**EXERCÍCIO ESCRITO 1:**
Responda às perguntas abaixo com base no trecho sobre o voto.
(a) Que país, segundo o trecho, volta e meia muda seu sistema eleitoral?
(b) Em que ano ocorreu a primeira eleição de Bush?
(c) Qual sistema eleitoral proposto no Brasil é apontado como o que menos favorece a renovação parlamentar?

======== TRECHO

Como vários dos que insistem
nesse ponto estão entre os inconformados com resultados eleitorais recentes, no Brasil e na América Latina, é o caso de reiterar, com
a mesma contundência, que não há
substituto para o voto como expressão da soberania popular na
escolha dos governantes.
O voto universal não é apenas
uma conquista recente da democracia como também a que continua a lhe impor os maiores desafios. Como garantir uma relação
justa entre o voto e a representação? Como garantir que governos
eleitos tenham certa estabilidade e
respeitem direitos das minorias,
sem jogar no lixo o programa aprovado nas urnas?
Nenhum país inventou a fórmula perfeita. A Itália volta e meia muda seu sistema eleitoral. É governada por coalizões frágeis, mas ninguém nota tanto, porque o país vive
sob a couraça protetora da rica Europa e da Otan. No Reino Unido,
premiês conservadores e trabalhistas governam por anos sem ter a
maioria do voto popular. Nos EUA,
o exagero de contrapesos ao voto
majoritário abriu caminho para a
primeira eleição de Bush, em 2000.
(O próprio Hitler, exemplo que
se costuma citar sem nenhum contexto, chegou a chanceler -primeiro-ministro- sem que seu Partido
Nazista tivesse tido a maioria absoluta dos votos e obteve superpoderes graças ao apoio de outras forças
parlamentares da direita).
No Brasil, a vontade popular medida em eleições ainda vive sob
questionamento, seja no plebiscito
oportunista sobre o parlamentarismo, seja na proposta de instituição do voto distrital, o sistema eleitoral que menos favorece a renovação parlamentar e, portanto, a alternância no poder.

================
======== DADOS DO EXERCÍCIO

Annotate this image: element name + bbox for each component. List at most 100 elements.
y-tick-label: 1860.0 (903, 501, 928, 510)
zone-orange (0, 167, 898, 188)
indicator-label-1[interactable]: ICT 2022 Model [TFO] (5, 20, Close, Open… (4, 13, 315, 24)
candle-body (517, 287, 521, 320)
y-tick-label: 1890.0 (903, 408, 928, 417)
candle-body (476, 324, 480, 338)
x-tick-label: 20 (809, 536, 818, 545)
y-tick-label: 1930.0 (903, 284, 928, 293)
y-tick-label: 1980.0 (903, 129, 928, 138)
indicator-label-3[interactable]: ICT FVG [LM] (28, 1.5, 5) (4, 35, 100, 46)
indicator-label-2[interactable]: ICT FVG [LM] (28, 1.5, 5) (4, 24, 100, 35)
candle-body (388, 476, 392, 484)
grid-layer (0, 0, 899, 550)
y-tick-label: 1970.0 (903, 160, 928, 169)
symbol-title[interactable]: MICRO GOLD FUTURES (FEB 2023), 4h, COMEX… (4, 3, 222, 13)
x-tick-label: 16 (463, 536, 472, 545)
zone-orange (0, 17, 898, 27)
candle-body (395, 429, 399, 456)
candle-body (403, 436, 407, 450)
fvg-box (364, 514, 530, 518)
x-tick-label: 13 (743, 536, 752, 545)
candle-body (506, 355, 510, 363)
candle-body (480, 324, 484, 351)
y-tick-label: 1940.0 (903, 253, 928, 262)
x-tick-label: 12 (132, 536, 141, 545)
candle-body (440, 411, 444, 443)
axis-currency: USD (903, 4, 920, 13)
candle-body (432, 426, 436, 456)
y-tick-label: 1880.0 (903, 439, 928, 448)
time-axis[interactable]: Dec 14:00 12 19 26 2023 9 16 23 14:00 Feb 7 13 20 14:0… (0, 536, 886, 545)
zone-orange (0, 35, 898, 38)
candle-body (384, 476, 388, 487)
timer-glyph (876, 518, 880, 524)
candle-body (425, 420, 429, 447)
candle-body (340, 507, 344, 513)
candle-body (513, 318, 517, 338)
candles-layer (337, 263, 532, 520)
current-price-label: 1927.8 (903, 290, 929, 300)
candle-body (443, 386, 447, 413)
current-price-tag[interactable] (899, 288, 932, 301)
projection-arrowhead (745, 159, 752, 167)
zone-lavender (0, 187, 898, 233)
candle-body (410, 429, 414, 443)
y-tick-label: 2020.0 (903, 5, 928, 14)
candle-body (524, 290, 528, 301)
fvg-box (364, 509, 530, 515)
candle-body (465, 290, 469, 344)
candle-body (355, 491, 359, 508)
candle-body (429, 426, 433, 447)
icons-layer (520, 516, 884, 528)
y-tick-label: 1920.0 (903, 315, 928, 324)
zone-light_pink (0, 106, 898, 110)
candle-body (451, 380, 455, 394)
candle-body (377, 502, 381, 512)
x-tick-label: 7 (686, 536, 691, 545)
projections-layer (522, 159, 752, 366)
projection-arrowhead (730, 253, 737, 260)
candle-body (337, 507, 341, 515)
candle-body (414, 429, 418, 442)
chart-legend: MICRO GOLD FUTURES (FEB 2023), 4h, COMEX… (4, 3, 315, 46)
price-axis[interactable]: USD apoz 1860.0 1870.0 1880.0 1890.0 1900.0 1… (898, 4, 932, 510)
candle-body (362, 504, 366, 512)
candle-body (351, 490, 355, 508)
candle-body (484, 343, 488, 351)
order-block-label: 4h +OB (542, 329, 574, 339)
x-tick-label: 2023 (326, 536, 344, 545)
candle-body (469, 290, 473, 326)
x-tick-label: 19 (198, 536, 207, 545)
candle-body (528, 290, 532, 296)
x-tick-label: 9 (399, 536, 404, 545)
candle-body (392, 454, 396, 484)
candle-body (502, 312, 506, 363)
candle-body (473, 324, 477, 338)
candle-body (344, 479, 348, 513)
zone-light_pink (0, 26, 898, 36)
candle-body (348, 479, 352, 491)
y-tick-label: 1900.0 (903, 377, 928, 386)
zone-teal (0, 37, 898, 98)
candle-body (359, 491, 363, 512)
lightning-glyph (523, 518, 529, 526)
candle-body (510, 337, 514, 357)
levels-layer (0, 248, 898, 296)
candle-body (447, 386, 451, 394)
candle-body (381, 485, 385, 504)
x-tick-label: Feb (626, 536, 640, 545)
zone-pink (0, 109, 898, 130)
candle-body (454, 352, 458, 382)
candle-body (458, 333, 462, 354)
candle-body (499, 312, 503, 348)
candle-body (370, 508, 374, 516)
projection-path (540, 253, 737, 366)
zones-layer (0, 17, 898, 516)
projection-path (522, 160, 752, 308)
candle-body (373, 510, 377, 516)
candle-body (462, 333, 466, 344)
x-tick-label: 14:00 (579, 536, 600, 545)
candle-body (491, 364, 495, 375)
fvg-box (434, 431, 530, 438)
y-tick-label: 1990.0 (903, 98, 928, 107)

================

**EXERCÍCIO ESCRITO 2:** Extraia todas as linhas dos registros que contenham a palavra "layer", diferenciando maiúsculas de minúsculas.

**RESOLUÇÃO 1:**
(a) A Itália.
(b) Em 2000.
(c) O voto distrital.

**RESOLUÇÃO 2:**
grid-layer (0, 0, 899, 550)
candles-layer (337, 263, 532, 520)
icons-layer (520, 516, 884, 528)
projections-layer (522, 159, 752, 366)
levels-layer (0, 248, 898, 296)
zones-layer (0, 17, 898, 516)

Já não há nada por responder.